----- Dataset records

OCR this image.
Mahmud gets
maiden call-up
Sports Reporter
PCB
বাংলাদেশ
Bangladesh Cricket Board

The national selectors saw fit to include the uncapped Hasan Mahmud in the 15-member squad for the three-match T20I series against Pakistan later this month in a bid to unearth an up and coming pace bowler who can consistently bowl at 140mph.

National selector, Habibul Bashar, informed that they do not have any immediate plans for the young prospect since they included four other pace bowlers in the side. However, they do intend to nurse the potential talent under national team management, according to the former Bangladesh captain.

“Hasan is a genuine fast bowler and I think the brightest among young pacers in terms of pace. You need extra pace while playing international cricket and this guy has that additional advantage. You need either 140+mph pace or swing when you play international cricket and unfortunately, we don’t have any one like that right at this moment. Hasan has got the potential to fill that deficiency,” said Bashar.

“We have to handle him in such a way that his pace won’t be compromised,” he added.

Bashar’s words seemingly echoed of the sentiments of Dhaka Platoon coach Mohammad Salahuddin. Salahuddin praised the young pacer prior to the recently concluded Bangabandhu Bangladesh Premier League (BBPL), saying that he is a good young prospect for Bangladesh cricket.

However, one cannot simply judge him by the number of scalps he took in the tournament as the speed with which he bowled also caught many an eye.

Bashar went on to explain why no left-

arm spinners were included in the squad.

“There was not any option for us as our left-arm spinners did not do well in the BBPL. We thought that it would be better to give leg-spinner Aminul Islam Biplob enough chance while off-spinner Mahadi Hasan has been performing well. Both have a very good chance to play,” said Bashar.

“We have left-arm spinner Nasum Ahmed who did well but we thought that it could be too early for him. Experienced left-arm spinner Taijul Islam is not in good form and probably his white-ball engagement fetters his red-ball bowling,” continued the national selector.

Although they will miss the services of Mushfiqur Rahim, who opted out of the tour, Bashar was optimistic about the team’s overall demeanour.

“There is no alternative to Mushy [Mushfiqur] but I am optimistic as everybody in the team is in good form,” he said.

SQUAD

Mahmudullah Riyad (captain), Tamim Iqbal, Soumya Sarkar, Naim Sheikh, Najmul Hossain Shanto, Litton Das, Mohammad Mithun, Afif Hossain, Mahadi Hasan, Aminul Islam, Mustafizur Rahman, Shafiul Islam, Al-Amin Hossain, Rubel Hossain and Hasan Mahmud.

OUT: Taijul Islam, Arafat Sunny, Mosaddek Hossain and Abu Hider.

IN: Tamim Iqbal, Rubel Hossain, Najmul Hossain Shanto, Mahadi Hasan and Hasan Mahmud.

----------

Goal: Restate each of the entries above verbatim.

Reply:
OCR this image.
Mahmud gets
maiden call-up
Sports Reporter
PCB
বাংলাদেশ
Bangladesh Cricket Board

The national selectors saw fit to include the uncapped Hasan Mahmud in the 15-member squad for the three-match T20I series against Pakistan later this month in a bid to unearth an up and coming pace bowler who can consistently bowl at 140mph.

National selector, Habibul Bashar, informed that they do not have any immediate plans for the young prospect since they included four other pace bowlers in the side. However, they do intend to nurse the potential talent under national team management, according to the former Bangladesh captain.

“Hasan is a genuine fast bowler and I think the brightest among young pacers in terms of pace. You need extra pace while playing international cricket and this guy has that additional advantage. You need either 140+mph pace or swing when you play international cricket and unfortunately, we don’t have any one like that right at this moment. Hasan has got the potential to fill that deficiency,” said Bashar.

“We have to handle him in such a way that his pace won’t be compromised,” he added.

Bashar’s words seemingly echoed of the sentiments of Dhaka Platoon coach Mohammad Salahuddin. Salahuddin praised the young pacer prior to the recently concluded Bangabandhu Bangladesh Premier League (BBPL), saying that he is a good young prospect for Bangladesh cricket.

However, one cannot simply judge him by the number of scalps he took in the tournament as the speed with which he bowled also caught many an eye.

Bashar went on to explain why no left-

arm spinners were included in the squad.

“There was not any option for us as our left-arm spinners did not do well in the BBPL. We thought that it would be better to give leg-spinner Aminul Islam Biplob enough chance while off-spinner Mahadi Hasan has been performing well. Both have a very good chance to play,” said Bashar.

“We have left-arm spinner Nasum Ahmed who did well but we thought that it could be too early for him. Experienced left-arm spinner Taijul Islam is not in good form and probably his white-ball engagement fetters his red-ball bowling,” continued the national selector.

Although they will miss the services of Mushfiqur Rahim, who opted out of the tour, Bashar was optimistic about the team’s overall demeanour.

“There is no alternative to Mushy [Mushfiqur] but I am optimistic as everybody in the team is in good form,” he said.

SQUAD

Mahmudullah Riyad (captain), Tamim Iqbal, Soumya Sarkar, Naim Sheikh, Najmul Hossain Shanto, Litton Das, Mohammad Mithun, Afif Hossain, Mahadi Hasan, Aminul Islam, Mustafizur Rahman, Shafiul Islam, Al-Amin Hossain, Rubel Hossain and Hasan Mahmud.

OUT: Taijul Islam, Arafat Sunny, Mosaddek Hossain and Abu Hider.

IN: Tamim Iqbal, Rubel Hossain, Najmul Hossain Shanto, Mahadi Hasan and Hasan Mahmud.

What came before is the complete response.